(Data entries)
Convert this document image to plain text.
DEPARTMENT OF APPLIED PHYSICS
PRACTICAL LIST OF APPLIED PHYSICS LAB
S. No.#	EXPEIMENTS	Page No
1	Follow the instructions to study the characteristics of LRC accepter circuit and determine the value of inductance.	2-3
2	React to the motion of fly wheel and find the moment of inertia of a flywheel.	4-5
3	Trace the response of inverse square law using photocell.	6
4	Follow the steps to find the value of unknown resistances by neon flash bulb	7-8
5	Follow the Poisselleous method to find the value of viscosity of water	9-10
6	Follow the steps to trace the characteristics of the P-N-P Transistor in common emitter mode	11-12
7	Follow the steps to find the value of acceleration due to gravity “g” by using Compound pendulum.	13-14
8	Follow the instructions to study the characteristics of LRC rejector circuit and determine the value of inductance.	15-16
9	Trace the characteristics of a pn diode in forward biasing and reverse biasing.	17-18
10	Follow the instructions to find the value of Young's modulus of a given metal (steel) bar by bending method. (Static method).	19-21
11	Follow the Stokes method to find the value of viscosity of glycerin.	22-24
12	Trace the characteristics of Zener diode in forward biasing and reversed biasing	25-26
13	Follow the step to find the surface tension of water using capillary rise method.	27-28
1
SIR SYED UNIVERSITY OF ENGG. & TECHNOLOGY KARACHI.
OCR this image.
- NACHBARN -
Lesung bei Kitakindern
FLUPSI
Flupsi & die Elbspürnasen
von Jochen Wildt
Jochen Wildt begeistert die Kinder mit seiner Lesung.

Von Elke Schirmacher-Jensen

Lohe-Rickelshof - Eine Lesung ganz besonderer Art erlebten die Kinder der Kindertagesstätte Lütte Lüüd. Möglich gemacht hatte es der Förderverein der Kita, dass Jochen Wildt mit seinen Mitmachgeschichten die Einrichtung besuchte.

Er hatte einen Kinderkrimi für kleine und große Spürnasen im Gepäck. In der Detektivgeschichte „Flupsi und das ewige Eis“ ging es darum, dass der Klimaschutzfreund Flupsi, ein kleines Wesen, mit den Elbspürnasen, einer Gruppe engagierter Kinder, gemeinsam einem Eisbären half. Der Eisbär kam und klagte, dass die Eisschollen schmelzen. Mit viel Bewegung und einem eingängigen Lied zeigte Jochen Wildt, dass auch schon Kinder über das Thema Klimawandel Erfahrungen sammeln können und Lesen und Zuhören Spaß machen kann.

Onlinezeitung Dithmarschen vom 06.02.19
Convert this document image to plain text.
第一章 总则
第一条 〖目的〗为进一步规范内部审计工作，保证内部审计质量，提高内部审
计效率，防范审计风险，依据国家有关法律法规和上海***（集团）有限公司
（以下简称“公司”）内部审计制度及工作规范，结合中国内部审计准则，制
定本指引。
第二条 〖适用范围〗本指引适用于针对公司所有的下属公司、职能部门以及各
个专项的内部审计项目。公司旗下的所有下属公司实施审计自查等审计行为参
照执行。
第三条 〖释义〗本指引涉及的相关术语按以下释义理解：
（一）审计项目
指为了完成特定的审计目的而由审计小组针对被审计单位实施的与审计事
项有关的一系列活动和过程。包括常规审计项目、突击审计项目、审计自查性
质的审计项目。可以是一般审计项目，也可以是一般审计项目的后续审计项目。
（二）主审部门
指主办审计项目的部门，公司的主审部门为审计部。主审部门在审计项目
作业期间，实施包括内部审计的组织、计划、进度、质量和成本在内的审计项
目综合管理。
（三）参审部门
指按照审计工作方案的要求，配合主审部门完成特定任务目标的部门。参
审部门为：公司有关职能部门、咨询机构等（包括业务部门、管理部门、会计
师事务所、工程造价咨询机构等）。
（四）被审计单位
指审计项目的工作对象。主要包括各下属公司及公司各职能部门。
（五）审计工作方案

> _Exercise directions_
Look through the entries and find each line that has the string "water". Copy those lines.

> _Answer for the task_
5	Follow the Poisselleous method to find the value of viscosity of water	9-10
13	Follow the step to find the surface tension of water using capillary rise method.	27-28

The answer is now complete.